__Recorded information__:
--*--
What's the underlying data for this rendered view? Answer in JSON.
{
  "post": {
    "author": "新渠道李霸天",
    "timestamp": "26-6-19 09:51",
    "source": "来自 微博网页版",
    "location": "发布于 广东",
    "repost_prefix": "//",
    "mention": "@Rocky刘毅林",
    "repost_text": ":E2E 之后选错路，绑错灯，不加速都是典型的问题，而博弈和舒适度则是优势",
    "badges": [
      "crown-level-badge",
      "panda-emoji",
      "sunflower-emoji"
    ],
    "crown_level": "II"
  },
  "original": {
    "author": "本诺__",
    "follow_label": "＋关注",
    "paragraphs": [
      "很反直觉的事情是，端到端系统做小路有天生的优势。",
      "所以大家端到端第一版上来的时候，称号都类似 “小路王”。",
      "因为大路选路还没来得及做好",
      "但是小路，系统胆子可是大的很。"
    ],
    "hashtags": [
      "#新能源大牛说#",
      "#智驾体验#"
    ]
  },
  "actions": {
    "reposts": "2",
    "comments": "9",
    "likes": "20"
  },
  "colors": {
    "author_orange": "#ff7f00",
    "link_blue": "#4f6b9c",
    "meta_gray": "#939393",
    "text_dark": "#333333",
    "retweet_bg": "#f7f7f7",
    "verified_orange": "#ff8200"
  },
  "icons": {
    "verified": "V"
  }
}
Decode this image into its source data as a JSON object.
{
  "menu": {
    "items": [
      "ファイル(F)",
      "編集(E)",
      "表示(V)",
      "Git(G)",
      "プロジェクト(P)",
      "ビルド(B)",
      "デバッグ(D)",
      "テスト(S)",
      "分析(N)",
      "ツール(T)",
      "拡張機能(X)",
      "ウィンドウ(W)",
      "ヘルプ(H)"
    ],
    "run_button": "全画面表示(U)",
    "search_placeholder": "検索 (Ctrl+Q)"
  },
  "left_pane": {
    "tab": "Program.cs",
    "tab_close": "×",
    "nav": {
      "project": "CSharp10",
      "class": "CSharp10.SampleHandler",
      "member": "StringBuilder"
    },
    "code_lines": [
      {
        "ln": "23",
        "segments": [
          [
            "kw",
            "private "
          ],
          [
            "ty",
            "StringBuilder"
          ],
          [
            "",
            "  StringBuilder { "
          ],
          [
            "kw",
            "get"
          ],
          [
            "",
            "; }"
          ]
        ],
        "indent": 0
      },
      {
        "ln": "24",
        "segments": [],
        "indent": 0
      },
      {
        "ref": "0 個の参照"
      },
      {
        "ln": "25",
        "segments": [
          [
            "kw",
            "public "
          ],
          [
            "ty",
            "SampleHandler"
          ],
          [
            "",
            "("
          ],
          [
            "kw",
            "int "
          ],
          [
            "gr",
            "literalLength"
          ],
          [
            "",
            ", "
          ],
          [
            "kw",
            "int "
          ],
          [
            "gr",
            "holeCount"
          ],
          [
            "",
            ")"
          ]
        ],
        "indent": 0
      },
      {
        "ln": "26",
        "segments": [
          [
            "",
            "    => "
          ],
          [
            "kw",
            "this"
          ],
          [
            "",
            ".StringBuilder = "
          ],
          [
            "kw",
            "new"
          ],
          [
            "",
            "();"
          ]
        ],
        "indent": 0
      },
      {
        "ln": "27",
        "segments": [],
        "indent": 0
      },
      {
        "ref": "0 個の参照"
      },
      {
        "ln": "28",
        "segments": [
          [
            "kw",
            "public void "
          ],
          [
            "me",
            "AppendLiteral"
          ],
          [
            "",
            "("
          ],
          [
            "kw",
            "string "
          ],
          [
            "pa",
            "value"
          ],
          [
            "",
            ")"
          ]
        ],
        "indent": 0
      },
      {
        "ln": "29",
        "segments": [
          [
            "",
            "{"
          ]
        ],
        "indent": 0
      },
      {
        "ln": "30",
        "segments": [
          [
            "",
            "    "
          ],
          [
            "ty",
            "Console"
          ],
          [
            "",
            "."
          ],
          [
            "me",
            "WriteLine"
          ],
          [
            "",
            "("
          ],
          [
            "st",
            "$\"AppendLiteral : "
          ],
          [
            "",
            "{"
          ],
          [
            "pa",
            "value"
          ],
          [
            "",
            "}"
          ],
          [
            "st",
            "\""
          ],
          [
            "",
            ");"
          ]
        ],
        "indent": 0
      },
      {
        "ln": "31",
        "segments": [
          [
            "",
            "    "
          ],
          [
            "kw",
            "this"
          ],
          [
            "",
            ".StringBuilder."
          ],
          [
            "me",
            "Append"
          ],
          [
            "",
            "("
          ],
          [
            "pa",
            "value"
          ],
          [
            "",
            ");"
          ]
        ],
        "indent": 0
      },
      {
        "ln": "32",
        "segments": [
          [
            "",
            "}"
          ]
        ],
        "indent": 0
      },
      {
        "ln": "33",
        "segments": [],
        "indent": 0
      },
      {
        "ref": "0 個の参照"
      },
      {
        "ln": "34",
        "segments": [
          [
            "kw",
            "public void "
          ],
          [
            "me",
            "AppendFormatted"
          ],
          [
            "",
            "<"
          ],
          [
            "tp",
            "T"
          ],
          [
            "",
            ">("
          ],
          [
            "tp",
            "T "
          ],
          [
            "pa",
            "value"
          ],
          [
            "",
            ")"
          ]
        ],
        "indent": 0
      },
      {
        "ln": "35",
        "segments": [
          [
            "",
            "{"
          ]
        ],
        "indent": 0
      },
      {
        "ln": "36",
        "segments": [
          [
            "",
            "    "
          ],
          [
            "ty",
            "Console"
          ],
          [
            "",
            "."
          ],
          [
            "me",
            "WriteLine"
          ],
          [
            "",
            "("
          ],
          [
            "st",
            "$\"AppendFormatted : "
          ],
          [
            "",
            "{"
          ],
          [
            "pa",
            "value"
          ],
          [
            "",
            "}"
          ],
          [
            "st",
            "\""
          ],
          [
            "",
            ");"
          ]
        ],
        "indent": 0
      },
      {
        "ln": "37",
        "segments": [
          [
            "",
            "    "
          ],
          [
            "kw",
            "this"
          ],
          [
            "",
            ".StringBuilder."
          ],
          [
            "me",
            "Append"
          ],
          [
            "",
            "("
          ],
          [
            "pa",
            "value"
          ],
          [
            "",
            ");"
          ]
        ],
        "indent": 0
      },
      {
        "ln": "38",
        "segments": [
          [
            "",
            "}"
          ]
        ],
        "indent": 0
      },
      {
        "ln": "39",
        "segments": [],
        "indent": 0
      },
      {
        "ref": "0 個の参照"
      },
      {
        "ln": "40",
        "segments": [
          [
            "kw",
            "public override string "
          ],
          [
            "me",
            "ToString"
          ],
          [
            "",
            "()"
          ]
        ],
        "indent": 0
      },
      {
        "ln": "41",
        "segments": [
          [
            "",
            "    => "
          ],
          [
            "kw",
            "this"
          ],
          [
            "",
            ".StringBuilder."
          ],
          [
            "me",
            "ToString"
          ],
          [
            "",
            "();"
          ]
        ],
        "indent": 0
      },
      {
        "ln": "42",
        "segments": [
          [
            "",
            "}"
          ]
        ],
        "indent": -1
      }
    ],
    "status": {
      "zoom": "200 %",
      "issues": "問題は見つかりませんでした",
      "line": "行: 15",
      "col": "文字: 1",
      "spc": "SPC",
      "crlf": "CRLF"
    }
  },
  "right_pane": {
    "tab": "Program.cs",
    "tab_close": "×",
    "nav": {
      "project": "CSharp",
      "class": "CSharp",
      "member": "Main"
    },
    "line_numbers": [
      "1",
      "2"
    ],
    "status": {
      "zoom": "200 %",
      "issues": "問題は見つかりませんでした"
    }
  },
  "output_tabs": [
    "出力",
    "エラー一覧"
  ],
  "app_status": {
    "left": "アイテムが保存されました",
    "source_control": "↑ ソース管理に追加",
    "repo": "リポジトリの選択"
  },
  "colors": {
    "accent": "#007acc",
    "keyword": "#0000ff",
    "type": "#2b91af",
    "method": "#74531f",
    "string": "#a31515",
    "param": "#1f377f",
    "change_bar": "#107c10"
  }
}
--*--
__What the task asks__: Among the lines of the material, find those that hold the word "SampleHandler" and copy them.

__Written answer__:
      "class": "CSharp10.SampleHandler",
            "SampleHandler"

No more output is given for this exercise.